[start]
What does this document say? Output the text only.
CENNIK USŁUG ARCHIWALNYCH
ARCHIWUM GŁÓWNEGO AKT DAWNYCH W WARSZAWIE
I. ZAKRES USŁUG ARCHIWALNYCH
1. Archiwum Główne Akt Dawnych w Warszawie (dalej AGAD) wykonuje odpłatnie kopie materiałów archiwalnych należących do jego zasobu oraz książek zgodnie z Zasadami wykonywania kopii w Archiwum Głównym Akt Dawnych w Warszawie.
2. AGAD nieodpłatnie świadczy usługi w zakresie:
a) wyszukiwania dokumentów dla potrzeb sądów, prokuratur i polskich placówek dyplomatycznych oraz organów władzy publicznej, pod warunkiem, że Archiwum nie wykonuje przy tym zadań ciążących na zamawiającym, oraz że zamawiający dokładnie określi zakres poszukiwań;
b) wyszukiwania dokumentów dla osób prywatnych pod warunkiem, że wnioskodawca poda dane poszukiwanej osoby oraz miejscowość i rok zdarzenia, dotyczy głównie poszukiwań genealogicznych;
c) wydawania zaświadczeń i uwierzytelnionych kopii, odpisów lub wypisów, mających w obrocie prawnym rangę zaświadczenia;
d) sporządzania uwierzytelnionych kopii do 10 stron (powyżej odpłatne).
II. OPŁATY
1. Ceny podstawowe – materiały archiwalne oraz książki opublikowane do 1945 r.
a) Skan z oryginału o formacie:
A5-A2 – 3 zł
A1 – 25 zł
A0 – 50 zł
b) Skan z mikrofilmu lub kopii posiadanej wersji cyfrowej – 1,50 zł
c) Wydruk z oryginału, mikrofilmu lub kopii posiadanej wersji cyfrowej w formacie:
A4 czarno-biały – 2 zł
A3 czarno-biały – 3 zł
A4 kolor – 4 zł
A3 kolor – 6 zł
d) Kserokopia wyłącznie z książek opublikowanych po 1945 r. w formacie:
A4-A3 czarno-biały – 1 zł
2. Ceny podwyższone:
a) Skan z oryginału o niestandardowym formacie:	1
[end]
Task to carry out: Return all of the entries exactly as they were supplied.

Response to the task:
What does this document say? Output the text only.
CENNIK USŁUG ARCHIWALNYCH
ARCHIWUM GŁÓWNEGO AKT DAWNYCH W WARSZAWIE
I. ZAKRES USŁUG ARCHIWALNYCH
1. Archiwum Główne Akt Dawnych w Warszawie (dalej AGAD) wykonuje odpłatnie kopie materiałów archiwalnych należących do jego zasobu oraz książek zgodnie z Zasadami wykonywania kopii w Archiwum Głównym Akt Dawnych w Warszawie.
2. AGAD nieodpłatnie świadczy usługi w zakresie:
a) wyszukiwania dokumentów dla potrzeb sądów, prokuratur i polskich placówek dyplomatycznych oraz organów władzy publicznej, pod warunkiem, że Archiwum nie wykonuje przy tym zadań ciążących na zamawiającym, oraz że zamawiający dokładnie określi zakres poszukiwań;
b) wyszukiwania dokumentów dla osób prywatnych pod warunkiem, że wnioskodawca poda dane poszukiwanej osoby oraz miejscowość i rok zdarzenia, dotyczy głównie poszukiwań genealogicznych;
c) wydawania zaświadczeń i uwierzytelnionych kopii, odpisów lub wypisów, mających w obrocie prawnym rangę zaświadczenia;
d) sporządzania uwierzytelnionych kopii do 10 stron (powyżej odpłatne).
II. OPŁATY
1. Ceny podstawowe – materiały archiwalne oraz książki opublikowane do 1945 r.
a) Skan z oryginału o formacie:
A5-A2 – 3 zł
A1 – 25 zł
A0 – 50 zł
b) Skan z mikrofilmu lub kopii posiadanej wersji cyfrowej – 1,50 zł
c) Wydruk z oryginału, mikrofilmu lub kopii posiadanej wersji cyfrowej w formacie:
A4 czarno-biały – 2 zł
A3 czarno-biały – 3 zł
A4 kolor – 4 zł
A3 kolor – 6 zł
d) Kserokopia wyłącznie z książek opublikowanych po 1945 r. w formacie:
A4-A3 czarno-biały – 1 zł
2. Ceny podwyższone:
a) Skan z oryginału o niestandardowym formacie:	1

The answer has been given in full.